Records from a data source
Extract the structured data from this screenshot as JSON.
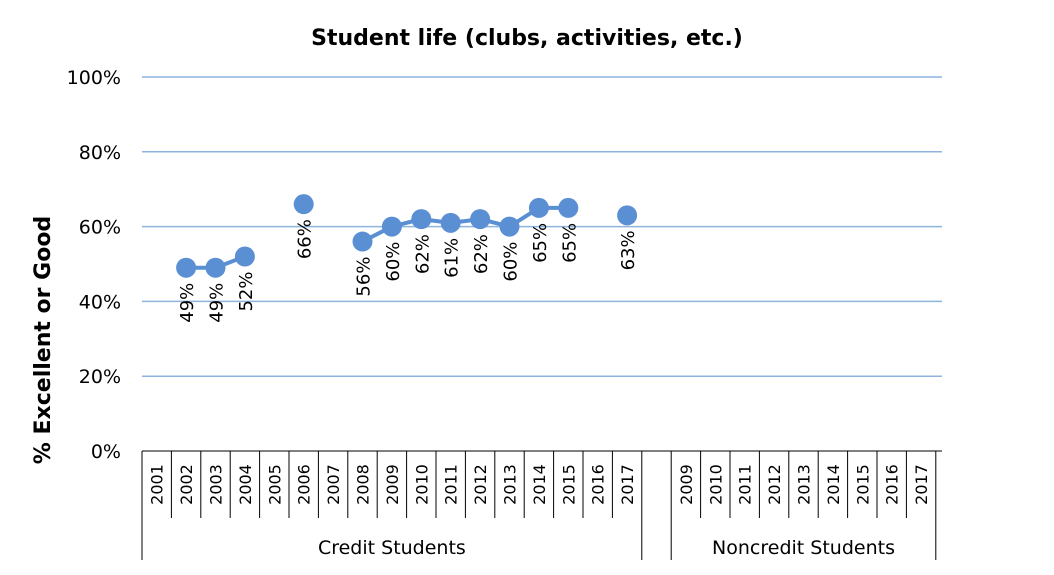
{
  "chart_data": {
    "type": "line",
    "title": "Student life (clubs, activities, etc.)",
    "ylabel": "% Excellent or Good",
    "ylim": [
      0,
      100
    ],
    "yticks": [
      "0%",
      "20%",
      "40%",
      "60%",
      "80%",
      "100%"
    ],
    "grid": true,
    "groups": [
      {
        "name": "Credit Students",
        "categories": [
          "2001",
          "2002",
          "2003",
          "2004",
          "2005",
          "2006",
          "2007",
          "2008",
          "2009",
          "2010",
          "2011",
          "2012",
          "2013",
          "2014",
          "2015",
          "2016",
          "2017"
        ],
        "values": [
          null,
          49,
          49,
          52,
          null,
          66,
          null,
          56,
          60,
          62,
          61,
          62,
          60,
          65,
          65,
          null,
          63
        ],
        "labels": [
          "",
          "49%",
          "49%",
          "52%",
          "",
          "66%",
          "",
          "56%",
          "60%",
          "62%",
          "61%",
          "62%",
          "60%",
          "65%",
          "65%",
          "",
          "63%"
        ]
      },
      {
        "name": "Noncredit Students",
        "categories": [
          "2009",
          "2010",
          "2011",
          "2012",
          "2013",
          "2014",
          "2015",
          "2016",
          "2017"
        ],
        "values": [
          null,
          null,
          null,
          null,
          null,
          null,
          null,
          null,
          null
        ],
        "labels": [
          "",
          "",
          "",
          "",
          "",
          "",
          "",
          "",
          ""
        ]
      }
    ],
    "colors": {
      "series": "#5b8fd4",
      "grid": "#8eb4dd"
    }
  }
}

▶ [What to work on]:
Collect every line above that contains the word "name".

▶ [Answer for the task]:
        "name": "Credit Students",
        "name": "Noncredit Students",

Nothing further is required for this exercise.